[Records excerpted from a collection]
◇ ◇ ◇ ◇
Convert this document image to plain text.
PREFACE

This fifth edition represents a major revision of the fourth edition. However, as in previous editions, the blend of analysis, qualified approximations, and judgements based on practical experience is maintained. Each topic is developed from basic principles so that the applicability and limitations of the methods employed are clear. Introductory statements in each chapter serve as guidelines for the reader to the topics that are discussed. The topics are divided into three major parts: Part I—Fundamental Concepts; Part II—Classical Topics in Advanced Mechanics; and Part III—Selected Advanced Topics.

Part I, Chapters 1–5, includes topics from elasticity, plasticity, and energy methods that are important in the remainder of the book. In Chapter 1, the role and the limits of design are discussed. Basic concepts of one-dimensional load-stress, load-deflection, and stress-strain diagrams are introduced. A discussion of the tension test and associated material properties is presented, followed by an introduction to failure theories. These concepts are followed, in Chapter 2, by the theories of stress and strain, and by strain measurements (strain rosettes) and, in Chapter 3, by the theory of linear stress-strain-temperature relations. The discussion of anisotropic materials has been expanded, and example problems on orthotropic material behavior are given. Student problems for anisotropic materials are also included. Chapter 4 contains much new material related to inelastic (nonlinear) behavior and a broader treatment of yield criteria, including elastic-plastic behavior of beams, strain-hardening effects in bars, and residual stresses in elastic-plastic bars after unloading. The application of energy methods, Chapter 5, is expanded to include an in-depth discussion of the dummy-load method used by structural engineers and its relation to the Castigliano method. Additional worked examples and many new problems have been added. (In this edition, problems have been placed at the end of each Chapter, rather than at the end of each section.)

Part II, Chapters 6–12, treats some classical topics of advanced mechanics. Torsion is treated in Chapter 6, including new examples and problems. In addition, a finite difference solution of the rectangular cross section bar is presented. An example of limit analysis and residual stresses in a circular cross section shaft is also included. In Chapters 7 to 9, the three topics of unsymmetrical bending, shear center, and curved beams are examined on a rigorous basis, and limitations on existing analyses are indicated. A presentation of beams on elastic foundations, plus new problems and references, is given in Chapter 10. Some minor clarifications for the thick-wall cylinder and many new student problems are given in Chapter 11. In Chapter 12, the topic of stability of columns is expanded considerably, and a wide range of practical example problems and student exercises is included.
◇ ◇ ◇ ◇
WHAT THE TASK REQUIRES:
Give the entries again in full, exactly as they are written.

WRITTEN RESPONSE:
Convert this document image to plain text.
PREFACE

This fifth edition represents a major revision of the fourth edition. However, as in previous editions, the blend of analysis, qualified approximations, and judgements based on practical experience is maintained. Each topic is developed from basic principles so that the applicability and limitations of the methods employed are clear. Introductory statements in each chapter serve as guidelines for the reader to the topics that are discussed. The topics are divided into three major parts: Part I—Fundamental Concepts; Part II—Classical Topics in Advanced Mechanics; and Part III—Selected Advanced Topics.

Part I, Chapters 1–5, includes topics from elasticity, plasticity, and energy methods that are important in the remainder of the book. In Chapter 1, the role and the limits of design are discussed. Basic concepts of one-dimensional load-stress, load-deflection, and stress-strain diagrams are introduced. A discussion of the tension test and associated material properties is presented, followed by an introduction to failure theories. These concepts are followed, in Chapter 2, by the theories of stress and strain, and by strain measurements (strain rosettes) and, in Chapter 3, by the theory of linear stress-strain-temperature relations. The discussion of anisotropic materials has been expanded, and example problems on orthotropic material behavior are given. Student problems for anisotropic materials are also included. Chapter 4 contains much new material related to inelastic (nonlinear) behavior and a broader treatment of yield criteria, including elastic-plastic behavior of beams, strain-hardening effects in bars, and residual stresses in elastic-plastic bars after unloading. The application of energy methods, Chapter 5, is expanded to include an in-depth discussion of the dummy-load method used by structural engineers and its relation to the Castigliano method. Additional worked examples and many new problems have been added. (In this edition, problems have been placed at the end of each Chapter, rather than at the end of each section.)

Part II, Chapters 6–12, treats some classical topics of advanced mechanics. Torsion is treated in Chapter 6, including new examples and problems. In addition, a finite difference solution of the rectangular cross section bar is presented. An example of limit analysis and residual stresses in a circular cross section shaft is also included. In Chapters 7 to 9, the three topics of unsymmetrical bending, shear center, and curved beams are examined on a rigorous basis, and limitations on existing analyses are indicated. A presentation of beams on elastic foundations, plus new problems and references, is given in Chapter 10. Some minor clarifications for the thick-wall cylinder and many new student problems are given in Chapter 11. In Chapter 12, the topic of stability of columns is expanded considerably, and a wide range of practical example problems and student exercises is included.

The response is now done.